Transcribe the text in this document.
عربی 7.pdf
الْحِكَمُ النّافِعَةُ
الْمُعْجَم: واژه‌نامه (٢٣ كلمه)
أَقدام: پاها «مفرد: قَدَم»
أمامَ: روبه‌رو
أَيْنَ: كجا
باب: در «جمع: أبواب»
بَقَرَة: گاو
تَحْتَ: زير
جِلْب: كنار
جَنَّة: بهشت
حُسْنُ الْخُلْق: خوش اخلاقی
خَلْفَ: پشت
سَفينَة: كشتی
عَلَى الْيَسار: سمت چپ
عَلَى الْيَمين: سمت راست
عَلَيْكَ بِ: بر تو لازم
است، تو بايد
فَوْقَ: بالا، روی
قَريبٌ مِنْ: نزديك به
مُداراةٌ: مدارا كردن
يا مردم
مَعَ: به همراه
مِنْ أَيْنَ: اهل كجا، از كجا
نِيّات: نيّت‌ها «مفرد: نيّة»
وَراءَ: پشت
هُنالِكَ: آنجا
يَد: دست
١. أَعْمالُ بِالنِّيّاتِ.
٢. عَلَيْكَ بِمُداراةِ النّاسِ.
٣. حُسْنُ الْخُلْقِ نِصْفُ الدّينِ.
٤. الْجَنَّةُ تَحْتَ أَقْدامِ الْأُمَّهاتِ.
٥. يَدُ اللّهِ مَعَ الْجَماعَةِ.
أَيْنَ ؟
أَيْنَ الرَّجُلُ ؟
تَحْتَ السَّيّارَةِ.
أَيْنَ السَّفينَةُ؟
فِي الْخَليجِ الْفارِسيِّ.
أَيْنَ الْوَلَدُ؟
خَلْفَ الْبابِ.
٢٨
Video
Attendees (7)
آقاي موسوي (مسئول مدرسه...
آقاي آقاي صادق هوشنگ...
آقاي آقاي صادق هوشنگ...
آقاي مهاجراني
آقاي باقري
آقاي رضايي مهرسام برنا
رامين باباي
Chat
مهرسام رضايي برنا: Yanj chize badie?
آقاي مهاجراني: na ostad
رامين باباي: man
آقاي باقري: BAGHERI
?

* Exercise description:
Repeat the data precisely, reproducing every entry.

* Exercise response:
Transcribe the text in this document.
عربی 7.pdf
الْحِكَمُ النّافِعَةُ
الْمُعْجَم: واژه‌نامه (٢٣ كلمه)
أَقدام: پاها «مفرد: قَدَم»
أمامَ: روبه‌رو
أَيْنَ: كجا
باب: در «جمع: أبواب»
بَقَرَة: گاو
تَحْتَ: زير
جِلْب: كنار
جَنَّة: بهشت
حُسْنُ الْخُلْق: خوش اخلاقی
خَلْفَ: پشت
سَفينَة: كشتی
عَلَى الْيَسار: سمت چپ
عَلَى الْيَمين: سمت راست
عَلَيْكَ بِ: بر تو لازم
است، تو بايد
فَوْقَ: بالا، روی
قَريبٌ مِنْ: نزديك به
مُداراةٌ: مدارا كردن
يا مردم
مَعَ: به همراه
مِنْ أَيْنَ: اهل كجا، از كجا
نِيّات: نيّت‌ها «مفرد: نيّة»
وَراءَ: پشت
هُنالِكَ: آنجا
يَد: دست
١. أَعْمالُ بِالنِّيّاتِ.
٢. عَلَيْكَ بِمُداراةِ النّاسِ.
٣. حُسْنُ الْخُلْقِ نِصْفُ الدّينِ.
٤. الْجَنَّةُ تَحْتَ أَقْدامِ الْأُمَّهاتِ.
٥. يَدُ اللّهِ مَعَ الْجَماعَةِ.
أَيْنَ ؟
أَيْنَ الرَّجُلُ ؟
تَحْتَ السَّيّارَةِ.
أَيْنَ السَّفينَةُ؟
فِي الْخَليجِ الْفارِسيِّ.
أَيْنَ الْوَلَدُ؟
خَلْفَ الْبابِ.
٢٨
Video
Attendees (7)
آقاي موسوي (مسئول مدرسه...
آقاي آقاي صادق هوشنگ...
آقاي آقاي صادق هوشنگ...
آقاي مهاجراني
آقاي باقري
آقاي رضايي مهرسام برنا
رامين باباي
Chat
مهرسام رضايي برنا: Yanj chize badie?
آقاي مهاجراني: na ostad
رامين باباي: man
آقاي باقري: BAGHERI
?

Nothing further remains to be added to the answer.